(Exercise goal)
In the listing, begin at the line that contains "Point bbox=[94, 317, 117, 331]" and stop after the line that contains "Point bbox=[104, 473, 127, 487]". Give those lines again with "Point" replaced by "Marker", leaving everything else unchanged.
--- START ---
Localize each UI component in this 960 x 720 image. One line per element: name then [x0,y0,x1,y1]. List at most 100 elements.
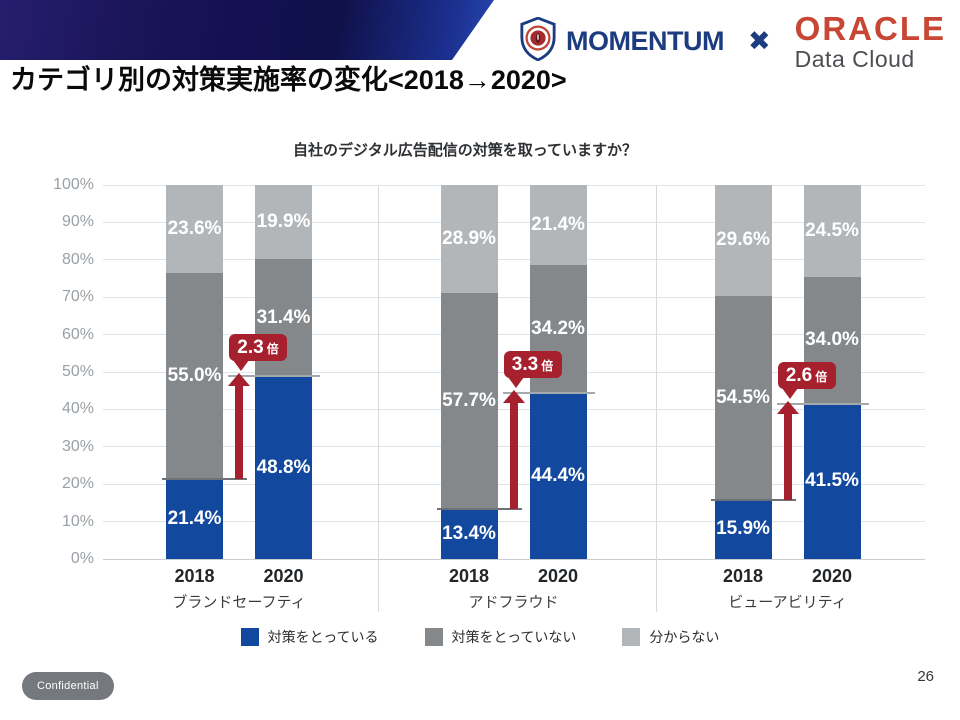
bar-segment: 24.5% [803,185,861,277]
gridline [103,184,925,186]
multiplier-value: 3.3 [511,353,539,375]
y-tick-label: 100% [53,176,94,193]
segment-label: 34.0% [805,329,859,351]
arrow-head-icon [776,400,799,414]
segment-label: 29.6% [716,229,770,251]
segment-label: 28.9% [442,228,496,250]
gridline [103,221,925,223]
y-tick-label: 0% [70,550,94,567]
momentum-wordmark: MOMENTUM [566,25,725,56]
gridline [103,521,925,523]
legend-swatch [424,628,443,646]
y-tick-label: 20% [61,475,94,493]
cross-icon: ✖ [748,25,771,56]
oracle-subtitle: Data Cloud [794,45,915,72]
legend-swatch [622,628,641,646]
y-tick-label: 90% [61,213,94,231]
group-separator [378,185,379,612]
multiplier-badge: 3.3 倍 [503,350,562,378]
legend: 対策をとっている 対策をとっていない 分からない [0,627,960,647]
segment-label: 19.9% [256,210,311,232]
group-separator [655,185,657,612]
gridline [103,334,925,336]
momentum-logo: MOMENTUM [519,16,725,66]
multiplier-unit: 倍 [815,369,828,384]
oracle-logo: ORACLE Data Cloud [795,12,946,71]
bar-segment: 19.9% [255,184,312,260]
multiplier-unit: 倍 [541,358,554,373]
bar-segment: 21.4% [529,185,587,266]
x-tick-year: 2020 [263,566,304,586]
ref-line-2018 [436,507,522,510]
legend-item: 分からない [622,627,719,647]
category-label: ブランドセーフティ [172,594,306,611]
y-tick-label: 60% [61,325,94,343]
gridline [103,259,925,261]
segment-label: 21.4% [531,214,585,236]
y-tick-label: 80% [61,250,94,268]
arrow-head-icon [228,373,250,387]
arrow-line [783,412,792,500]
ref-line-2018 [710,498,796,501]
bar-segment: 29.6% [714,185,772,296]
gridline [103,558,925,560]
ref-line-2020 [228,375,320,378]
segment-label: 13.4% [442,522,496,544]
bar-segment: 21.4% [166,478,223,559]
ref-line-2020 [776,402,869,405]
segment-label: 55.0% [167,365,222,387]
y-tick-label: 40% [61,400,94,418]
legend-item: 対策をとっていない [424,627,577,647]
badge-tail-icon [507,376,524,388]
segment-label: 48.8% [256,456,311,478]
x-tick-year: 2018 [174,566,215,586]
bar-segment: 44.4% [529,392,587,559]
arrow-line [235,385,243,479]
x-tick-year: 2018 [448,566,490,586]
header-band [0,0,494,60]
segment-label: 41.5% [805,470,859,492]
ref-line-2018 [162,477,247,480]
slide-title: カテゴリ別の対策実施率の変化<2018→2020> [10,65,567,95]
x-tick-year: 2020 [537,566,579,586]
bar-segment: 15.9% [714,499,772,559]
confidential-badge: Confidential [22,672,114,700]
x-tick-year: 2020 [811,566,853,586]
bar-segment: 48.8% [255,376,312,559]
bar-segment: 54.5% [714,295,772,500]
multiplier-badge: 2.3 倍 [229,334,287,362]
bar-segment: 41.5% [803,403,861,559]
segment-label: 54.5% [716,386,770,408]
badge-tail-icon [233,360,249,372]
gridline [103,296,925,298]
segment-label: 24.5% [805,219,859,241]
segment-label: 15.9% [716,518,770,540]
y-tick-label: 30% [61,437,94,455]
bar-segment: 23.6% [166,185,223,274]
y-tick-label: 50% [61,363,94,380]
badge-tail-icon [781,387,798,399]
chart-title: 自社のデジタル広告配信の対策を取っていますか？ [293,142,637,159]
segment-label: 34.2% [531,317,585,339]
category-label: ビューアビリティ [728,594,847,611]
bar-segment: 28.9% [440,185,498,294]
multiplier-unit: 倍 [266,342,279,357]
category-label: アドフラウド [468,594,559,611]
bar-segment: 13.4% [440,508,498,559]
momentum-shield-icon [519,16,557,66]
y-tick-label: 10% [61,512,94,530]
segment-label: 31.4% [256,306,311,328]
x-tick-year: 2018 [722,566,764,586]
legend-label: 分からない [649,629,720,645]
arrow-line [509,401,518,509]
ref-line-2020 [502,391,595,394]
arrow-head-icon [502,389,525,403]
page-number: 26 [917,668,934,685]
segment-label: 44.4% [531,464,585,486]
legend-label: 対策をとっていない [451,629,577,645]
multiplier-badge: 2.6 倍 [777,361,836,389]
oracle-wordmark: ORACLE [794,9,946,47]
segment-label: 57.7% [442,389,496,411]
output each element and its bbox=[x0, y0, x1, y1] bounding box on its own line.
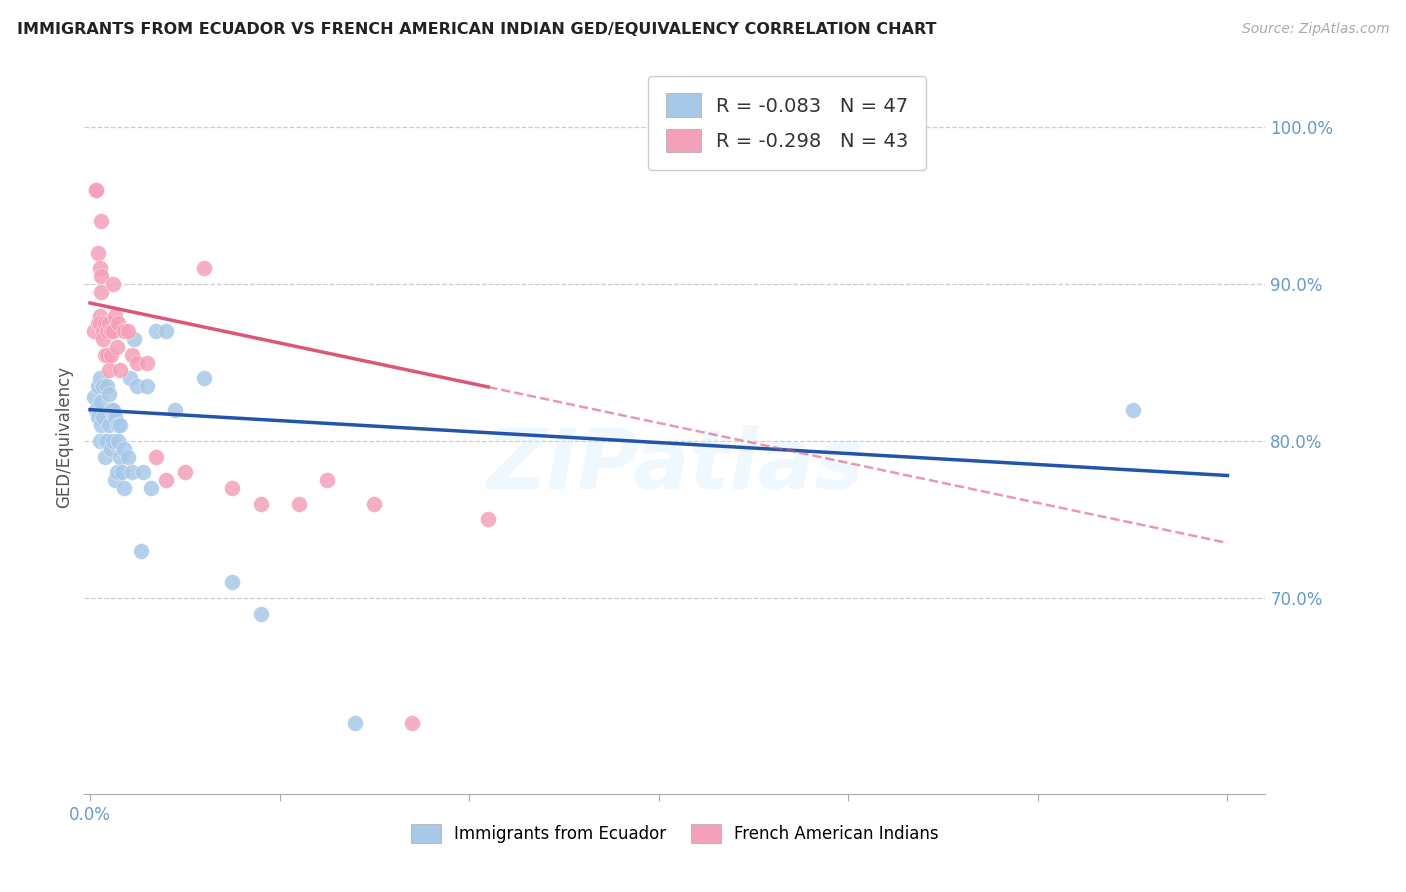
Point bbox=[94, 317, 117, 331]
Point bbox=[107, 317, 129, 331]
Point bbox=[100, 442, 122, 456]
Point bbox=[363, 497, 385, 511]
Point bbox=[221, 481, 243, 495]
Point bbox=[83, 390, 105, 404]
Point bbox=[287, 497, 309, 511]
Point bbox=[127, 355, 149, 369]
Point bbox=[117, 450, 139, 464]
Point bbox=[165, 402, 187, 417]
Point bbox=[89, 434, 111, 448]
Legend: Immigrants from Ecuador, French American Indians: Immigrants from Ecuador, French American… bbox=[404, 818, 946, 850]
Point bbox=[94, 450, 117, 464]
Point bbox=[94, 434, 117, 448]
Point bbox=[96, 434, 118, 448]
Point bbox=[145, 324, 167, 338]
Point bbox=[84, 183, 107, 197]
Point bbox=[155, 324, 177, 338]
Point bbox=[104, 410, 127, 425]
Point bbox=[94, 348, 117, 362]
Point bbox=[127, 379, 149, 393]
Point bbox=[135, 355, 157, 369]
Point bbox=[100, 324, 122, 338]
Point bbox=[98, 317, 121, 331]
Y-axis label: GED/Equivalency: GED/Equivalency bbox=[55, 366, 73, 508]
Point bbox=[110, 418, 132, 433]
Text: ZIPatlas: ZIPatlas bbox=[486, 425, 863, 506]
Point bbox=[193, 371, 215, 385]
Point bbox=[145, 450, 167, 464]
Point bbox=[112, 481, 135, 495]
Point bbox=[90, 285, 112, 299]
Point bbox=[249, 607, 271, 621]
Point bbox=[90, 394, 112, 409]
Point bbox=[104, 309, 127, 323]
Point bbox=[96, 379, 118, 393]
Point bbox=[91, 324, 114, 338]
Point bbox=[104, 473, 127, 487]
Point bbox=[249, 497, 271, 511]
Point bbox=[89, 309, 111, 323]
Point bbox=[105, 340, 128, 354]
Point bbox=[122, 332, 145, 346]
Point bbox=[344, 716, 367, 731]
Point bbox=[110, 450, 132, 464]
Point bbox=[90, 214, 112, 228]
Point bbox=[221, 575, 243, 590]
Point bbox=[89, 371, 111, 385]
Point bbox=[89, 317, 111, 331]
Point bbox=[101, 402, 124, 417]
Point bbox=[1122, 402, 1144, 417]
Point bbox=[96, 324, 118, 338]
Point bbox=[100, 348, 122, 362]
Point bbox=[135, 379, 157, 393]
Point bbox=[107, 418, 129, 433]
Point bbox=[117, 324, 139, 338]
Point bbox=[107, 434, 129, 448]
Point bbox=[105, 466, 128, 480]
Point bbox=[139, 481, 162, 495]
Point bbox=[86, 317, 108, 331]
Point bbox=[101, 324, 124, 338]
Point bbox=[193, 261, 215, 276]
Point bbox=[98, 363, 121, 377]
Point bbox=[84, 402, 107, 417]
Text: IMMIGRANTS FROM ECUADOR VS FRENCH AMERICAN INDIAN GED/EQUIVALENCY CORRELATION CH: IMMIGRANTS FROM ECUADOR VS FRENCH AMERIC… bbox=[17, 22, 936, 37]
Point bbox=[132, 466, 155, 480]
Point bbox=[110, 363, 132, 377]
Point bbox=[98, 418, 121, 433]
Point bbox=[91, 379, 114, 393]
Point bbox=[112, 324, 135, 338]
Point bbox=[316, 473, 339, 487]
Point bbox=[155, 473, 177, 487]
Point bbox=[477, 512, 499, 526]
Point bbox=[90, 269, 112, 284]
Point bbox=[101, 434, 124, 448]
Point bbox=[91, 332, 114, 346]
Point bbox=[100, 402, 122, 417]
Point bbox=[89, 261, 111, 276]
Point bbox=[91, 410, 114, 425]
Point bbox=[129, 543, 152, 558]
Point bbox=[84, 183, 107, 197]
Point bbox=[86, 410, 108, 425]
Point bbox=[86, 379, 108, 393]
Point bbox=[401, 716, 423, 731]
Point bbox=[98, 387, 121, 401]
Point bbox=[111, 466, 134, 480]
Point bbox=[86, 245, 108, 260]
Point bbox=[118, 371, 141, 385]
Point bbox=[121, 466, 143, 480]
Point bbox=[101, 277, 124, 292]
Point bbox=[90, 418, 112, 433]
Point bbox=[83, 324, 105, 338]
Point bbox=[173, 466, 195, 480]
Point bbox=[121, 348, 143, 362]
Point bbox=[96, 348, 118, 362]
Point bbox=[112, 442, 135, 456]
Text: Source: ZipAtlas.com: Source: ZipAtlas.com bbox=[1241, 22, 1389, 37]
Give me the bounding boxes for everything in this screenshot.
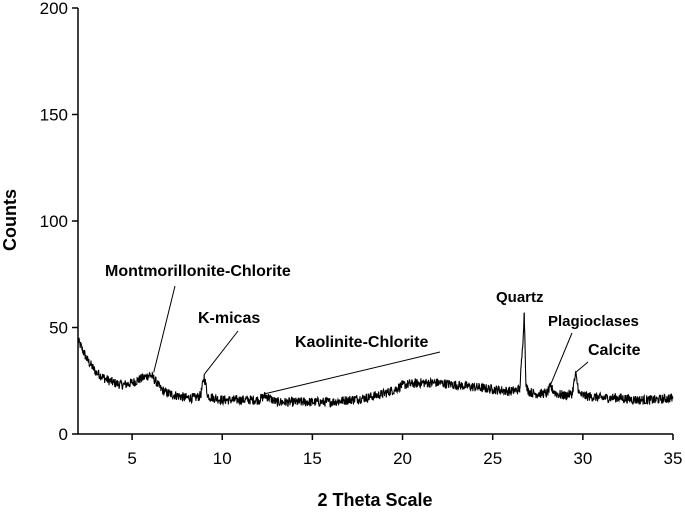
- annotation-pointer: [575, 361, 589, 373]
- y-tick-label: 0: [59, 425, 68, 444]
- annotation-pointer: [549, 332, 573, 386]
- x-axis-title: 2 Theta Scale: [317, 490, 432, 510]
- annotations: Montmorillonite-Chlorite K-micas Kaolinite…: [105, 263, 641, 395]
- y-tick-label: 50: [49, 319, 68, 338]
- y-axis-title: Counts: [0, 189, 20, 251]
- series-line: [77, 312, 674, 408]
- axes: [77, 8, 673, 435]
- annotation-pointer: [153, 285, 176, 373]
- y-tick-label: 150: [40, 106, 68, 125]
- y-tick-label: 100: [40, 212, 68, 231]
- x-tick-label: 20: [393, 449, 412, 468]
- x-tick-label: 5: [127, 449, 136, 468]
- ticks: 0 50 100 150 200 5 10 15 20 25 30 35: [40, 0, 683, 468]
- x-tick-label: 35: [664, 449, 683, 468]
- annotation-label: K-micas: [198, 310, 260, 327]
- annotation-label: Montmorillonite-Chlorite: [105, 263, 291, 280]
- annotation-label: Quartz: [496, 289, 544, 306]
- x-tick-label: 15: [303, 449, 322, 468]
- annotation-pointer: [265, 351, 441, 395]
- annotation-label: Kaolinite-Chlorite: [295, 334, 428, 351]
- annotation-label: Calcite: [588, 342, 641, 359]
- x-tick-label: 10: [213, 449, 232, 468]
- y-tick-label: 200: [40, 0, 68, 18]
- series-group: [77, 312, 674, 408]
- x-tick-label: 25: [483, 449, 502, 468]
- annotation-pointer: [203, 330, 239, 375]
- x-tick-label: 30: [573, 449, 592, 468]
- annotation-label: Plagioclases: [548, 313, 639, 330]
--- END ---
(The result)
Marker bbox=[94, 317, 117, 331]
Marker bbox=[107, 317, 129, 331]
Marker bbox=[100, 442, 122, 456]
Marker bbox=[363, 497, 385, 511]
Marker bbox=[221, 481, 243, 495]
Marker bbox=[83, 390, 105, 404]
Marker bbox=[287, 497, 309, 511]
Marker bbox=[127, 355, 149, 369]
Marker bbox=[117, 450, 139, 464]
Marker bbox=[165, 402, 187, 417]
Marker bbox=[89, 434, 111, 448]
Legend: Immigrants from Ecuador, French American Indians: Immigrants from Ecuador, French American… bbox=[404, 818, 946, 850]
Marker bbox=[94, 450, 117, 464]
Marker bbox=[94, 434, 117, 448]
Marker bbox=[96, 434, 118, 448]
Marker bbox=[145, 324, 167, 338]
Marker bbox=[84, 183, 107, 197]
Marker bbox=[155, 324, 177, 338]
Marker bbox=[104, 410, 127, 425]
Marker bbox=[94, 348, 117, 362]
Marker bbox=[127, 379, 149, 393]
Marker bbox=[135, 355, 157, 369]
Marker bbox=[100, 324, 122, 338]
Marker bbox=[98, 317, 121, 331]
Y-axis label: GED/Equivalency: GED/Equivalency bbox=[55, 366, 73, 508]
Marker bbox=[110, 418, 132, 433]
Text: ZIPatlas: ZIPatlas bbox=[486, 425, 863, 506]
Marker bbox=[193, 371, 215, 385]
Marker bbox=[145, 450, 167, 464]
Marker bbox=[112, 481, 135, 495]
Marker bbox=[90, 285, 112, 299]
Marker bbox=[249, 607, 271, 621]
Marker bbox=[90, 394, 112, 409]
Marker bbox=[104, 309, 127, 323]
Marker bbox=[96, 379, 118, 393]
Marker bbox=[91, 324, 114, 338]
Marker bbox=[104, 473, 127, 487]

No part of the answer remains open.